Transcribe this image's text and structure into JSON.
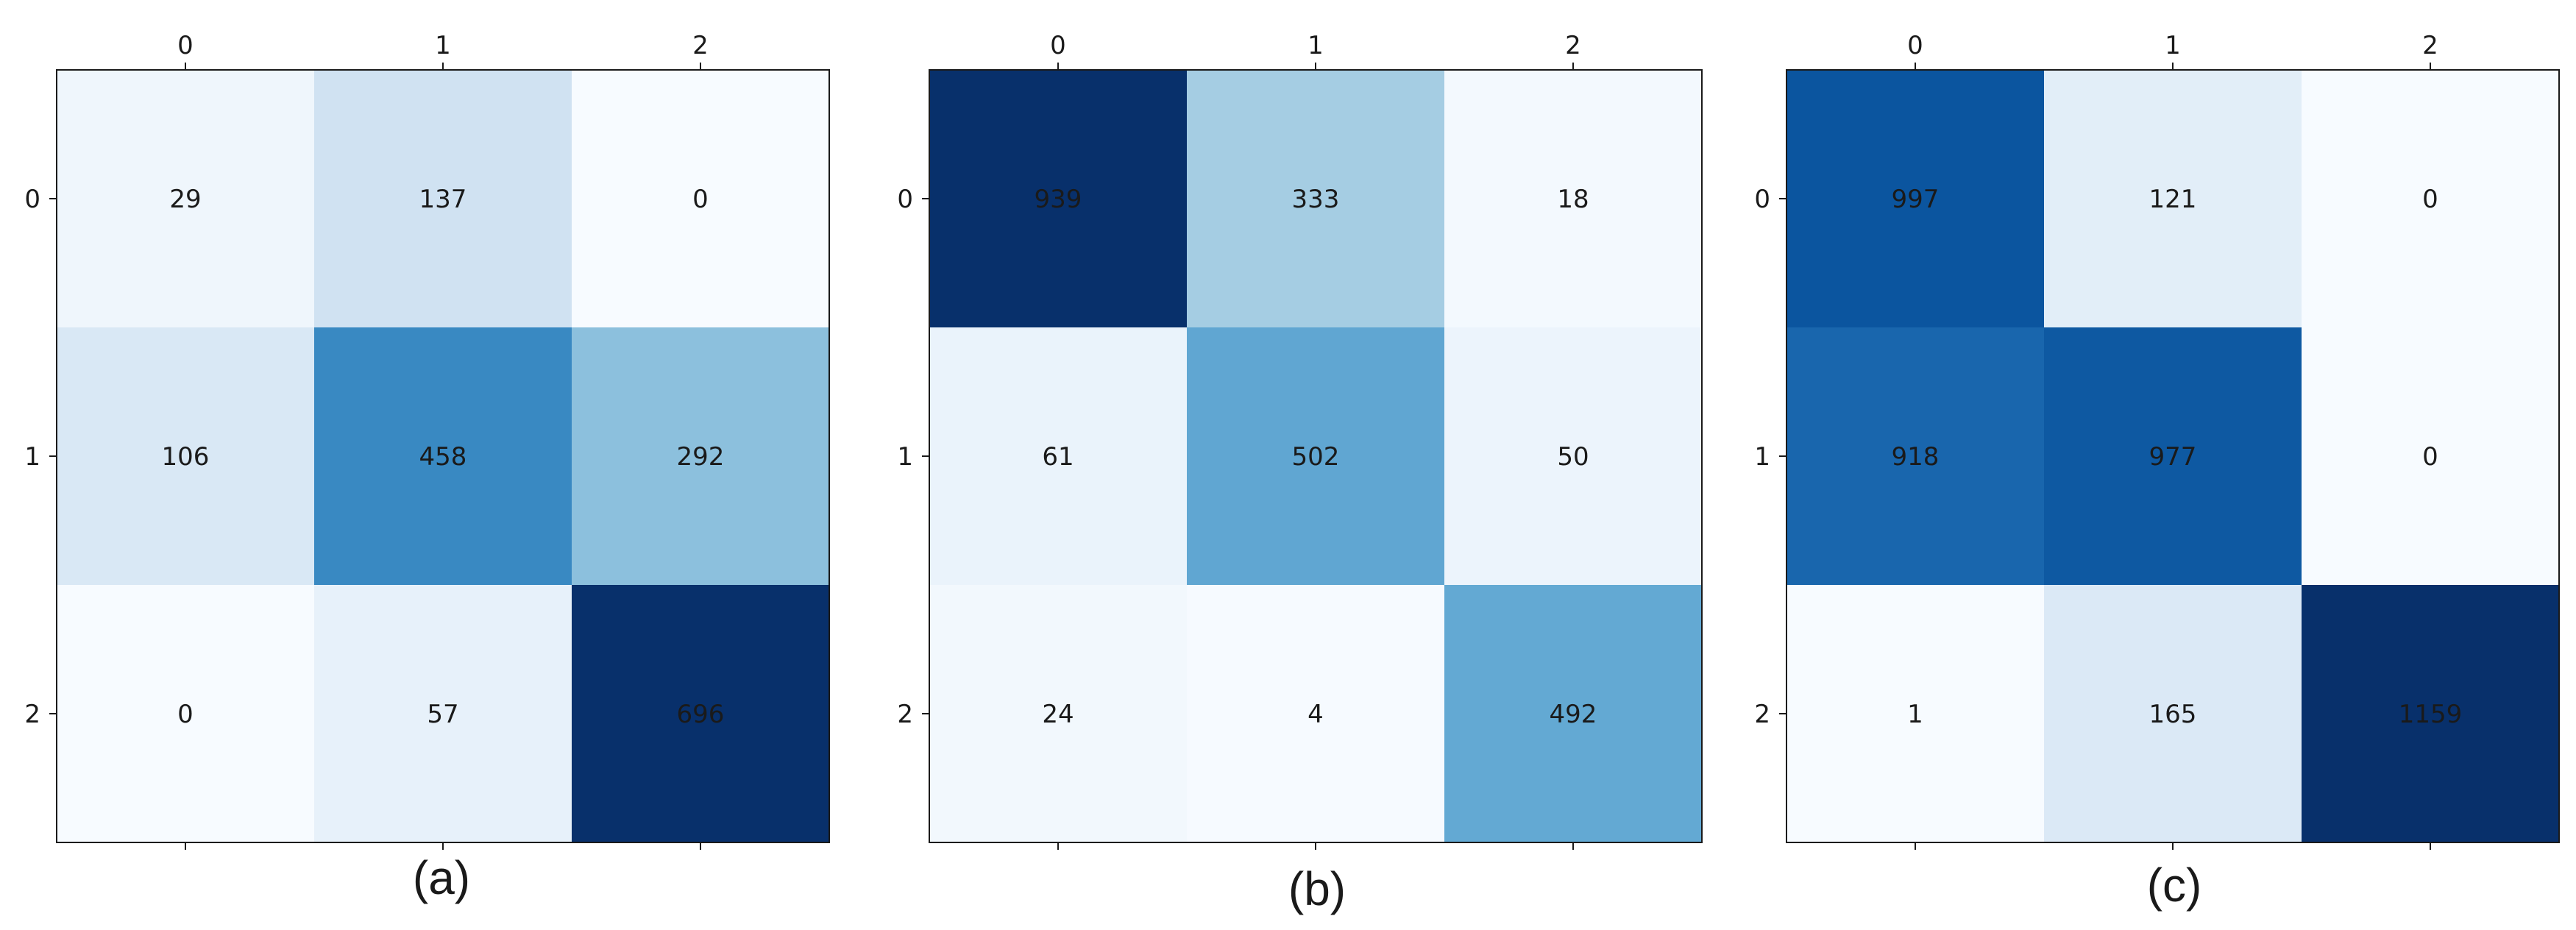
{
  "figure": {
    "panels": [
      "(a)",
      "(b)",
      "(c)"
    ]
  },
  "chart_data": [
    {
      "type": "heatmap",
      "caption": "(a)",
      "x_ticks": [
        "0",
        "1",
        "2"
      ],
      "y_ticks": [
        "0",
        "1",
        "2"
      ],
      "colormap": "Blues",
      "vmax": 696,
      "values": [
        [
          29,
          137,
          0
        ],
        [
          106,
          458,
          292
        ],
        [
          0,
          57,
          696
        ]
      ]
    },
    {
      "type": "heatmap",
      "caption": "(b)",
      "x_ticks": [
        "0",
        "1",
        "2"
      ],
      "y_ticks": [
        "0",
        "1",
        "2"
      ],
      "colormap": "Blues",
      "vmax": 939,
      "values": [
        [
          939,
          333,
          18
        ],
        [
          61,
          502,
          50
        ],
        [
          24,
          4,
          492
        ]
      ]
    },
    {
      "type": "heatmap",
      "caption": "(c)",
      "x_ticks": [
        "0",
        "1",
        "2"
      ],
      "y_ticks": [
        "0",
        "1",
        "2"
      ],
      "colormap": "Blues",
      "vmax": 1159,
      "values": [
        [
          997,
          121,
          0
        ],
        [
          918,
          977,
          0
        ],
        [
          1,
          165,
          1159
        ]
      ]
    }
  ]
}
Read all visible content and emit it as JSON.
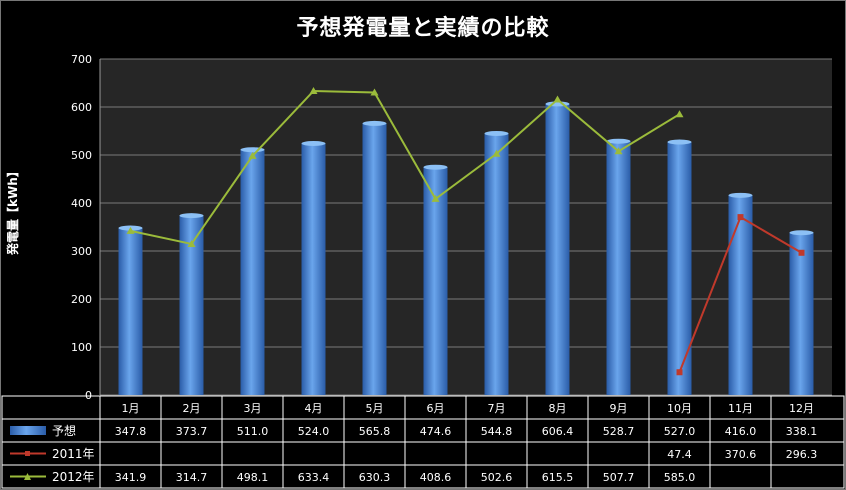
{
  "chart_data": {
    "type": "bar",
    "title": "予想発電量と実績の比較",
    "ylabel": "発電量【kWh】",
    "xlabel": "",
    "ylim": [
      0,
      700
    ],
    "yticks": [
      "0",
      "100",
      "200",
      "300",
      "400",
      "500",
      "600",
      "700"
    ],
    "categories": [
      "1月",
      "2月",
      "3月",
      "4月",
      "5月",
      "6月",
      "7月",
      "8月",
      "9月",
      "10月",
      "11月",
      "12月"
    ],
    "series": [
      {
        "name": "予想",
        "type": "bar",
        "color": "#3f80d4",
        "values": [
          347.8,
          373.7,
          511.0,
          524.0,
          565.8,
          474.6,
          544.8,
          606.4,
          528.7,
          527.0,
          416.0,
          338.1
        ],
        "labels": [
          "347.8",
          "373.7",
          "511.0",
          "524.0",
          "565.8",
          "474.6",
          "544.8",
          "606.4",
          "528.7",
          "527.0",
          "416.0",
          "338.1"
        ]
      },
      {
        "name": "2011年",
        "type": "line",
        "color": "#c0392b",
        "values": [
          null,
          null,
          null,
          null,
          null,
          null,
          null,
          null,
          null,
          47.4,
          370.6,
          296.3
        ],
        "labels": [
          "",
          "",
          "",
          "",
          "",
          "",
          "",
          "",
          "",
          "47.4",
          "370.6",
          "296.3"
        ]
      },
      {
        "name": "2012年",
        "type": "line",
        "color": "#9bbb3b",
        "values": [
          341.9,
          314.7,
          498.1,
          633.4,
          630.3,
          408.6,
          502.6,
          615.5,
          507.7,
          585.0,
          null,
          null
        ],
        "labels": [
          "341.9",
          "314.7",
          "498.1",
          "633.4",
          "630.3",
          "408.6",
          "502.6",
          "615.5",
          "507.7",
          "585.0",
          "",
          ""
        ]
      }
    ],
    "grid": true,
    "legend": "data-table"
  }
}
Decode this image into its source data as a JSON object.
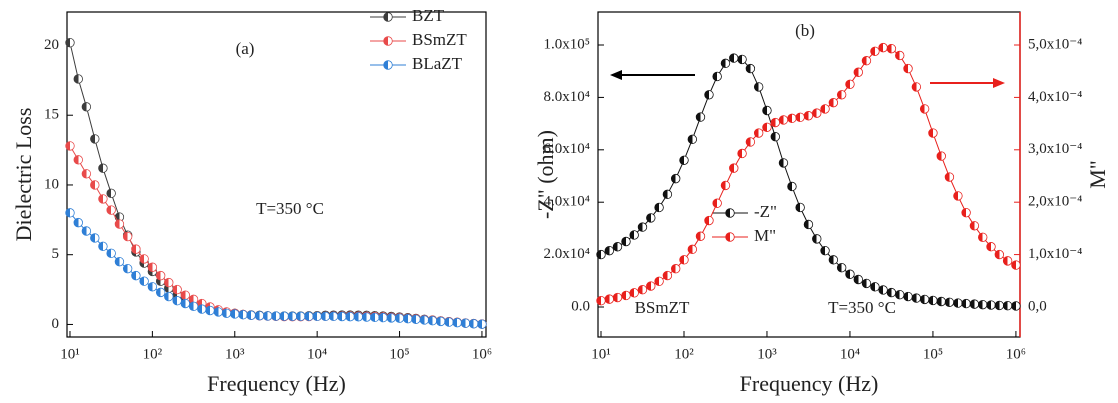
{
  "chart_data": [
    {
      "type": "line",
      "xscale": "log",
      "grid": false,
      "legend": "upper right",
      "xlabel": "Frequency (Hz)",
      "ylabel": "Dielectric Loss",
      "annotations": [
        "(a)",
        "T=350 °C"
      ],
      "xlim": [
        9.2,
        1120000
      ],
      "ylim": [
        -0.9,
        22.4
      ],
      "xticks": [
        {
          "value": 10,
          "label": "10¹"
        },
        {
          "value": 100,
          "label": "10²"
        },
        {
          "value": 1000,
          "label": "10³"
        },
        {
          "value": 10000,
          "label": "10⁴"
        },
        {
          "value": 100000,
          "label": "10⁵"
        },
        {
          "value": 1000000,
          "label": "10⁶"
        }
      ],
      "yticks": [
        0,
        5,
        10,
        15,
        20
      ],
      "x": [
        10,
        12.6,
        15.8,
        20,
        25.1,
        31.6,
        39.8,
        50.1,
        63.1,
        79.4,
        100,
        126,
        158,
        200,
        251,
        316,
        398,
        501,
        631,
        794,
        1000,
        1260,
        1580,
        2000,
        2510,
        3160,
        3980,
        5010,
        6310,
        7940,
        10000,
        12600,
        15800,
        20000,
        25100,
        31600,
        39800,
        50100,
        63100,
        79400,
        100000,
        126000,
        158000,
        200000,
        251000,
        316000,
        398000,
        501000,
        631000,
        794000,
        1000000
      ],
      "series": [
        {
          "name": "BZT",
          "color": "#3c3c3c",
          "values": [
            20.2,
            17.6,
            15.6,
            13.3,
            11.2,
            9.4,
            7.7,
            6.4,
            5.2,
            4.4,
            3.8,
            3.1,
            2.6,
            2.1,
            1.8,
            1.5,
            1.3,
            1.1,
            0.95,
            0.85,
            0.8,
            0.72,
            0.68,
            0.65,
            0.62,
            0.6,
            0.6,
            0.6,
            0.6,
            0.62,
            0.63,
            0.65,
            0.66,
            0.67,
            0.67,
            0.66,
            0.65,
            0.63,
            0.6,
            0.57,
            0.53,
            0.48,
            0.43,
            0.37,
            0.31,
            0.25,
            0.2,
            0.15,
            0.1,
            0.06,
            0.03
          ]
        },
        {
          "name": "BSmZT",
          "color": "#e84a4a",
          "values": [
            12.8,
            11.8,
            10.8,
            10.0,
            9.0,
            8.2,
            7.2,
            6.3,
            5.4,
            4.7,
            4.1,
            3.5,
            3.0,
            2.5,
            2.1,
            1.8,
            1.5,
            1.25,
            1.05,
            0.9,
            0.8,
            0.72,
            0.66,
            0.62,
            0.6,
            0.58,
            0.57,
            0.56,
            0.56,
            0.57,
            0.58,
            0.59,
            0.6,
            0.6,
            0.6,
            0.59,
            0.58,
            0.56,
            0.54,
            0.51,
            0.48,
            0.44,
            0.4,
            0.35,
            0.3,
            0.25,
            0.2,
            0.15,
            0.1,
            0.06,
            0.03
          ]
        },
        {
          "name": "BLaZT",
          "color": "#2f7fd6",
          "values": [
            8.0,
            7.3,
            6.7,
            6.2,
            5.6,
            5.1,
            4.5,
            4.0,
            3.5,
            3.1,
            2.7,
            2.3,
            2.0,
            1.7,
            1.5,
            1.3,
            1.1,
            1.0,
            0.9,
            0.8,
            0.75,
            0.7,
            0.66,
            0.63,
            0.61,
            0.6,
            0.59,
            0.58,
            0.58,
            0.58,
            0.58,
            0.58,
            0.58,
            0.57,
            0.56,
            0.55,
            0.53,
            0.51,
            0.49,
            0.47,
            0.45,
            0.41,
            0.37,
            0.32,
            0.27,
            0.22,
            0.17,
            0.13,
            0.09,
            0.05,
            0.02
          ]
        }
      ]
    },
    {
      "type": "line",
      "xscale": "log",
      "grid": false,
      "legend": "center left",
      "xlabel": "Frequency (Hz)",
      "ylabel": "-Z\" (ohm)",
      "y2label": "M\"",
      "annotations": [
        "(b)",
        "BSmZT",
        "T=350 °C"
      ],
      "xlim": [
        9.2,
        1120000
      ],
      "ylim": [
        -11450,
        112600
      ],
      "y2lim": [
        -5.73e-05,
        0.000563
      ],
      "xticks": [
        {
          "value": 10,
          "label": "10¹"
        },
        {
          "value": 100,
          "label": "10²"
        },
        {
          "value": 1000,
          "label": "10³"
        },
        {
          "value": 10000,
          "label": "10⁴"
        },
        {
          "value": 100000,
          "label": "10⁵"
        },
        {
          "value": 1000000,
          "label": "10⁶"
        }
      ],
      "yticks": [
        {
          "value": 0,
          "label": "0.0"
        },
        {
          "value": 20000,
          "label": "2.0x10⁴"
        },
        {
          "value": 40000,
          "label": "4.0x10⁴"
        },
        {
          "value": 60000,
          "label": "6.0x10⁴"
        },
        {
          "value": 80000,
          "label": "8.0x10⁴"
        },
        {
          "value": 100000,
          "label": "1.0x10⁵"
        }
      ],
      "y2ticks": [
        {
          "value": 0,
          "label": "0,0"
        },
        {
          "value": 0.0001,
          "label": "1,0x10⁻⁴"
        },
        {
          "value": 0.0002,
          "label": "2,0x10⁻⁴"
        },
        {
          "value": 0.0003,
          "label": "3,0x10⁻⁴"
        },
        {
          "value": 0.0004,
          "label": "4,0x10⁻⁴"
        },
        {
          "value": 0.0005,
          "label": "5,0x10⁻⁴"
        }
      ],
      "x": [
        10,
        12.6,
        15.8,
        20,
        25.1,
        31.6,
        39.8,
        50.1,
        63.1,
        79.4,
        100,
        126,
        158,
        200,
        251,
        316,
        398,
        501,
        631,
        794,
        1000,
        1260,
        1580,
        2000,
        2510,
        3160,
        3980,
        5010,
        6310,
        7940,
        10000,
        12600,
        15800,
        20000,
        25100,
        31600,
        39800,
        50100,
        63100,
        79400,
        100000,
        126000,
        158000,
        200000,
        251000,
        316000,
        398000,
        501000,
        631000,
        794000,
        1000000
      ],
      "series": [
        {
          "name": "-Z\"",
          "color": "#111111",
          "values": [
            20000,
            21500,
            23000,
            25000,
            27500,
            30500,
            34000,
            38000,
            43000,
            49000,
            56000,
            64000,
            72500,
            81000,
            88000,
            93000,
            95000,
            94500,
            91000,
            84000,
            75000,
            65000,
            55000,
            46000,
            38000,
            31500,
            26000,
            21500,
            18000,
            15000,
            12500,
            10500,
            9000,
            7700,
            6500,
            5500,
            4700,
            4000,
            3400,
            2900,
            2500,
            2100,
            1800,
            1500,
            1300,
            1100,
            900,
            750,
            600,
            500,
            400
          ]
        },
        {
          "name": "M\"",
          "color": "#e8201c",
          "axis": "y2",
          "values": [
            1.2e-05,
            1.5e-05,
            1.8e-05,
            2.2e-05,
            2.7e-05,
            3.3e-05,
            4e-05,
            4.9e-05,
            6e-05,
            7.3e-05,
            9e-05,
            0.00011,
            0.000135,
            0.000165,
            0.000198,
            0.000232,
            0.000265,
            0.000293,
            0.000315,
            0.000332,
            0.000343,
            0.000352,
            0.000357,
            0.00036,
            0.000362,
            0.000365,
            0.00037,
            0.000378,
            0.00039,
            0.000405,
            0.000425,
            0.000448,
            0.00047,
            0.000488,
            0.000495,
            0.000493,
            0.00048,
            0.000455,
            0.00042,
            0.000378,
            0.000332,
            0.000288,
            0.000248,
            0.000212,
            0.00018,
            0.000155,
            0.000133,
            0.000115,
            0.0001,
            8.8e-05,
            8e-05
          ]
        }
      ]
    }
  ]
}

########################################

--- WRITTEN REQUEST ---
Every line of the listing that holds "this" should be found and copied.

--- COMPLETE OUTPUT ---
Transcribe this image's text and structure into JSON.
Decode this image into its source data as a JSON object.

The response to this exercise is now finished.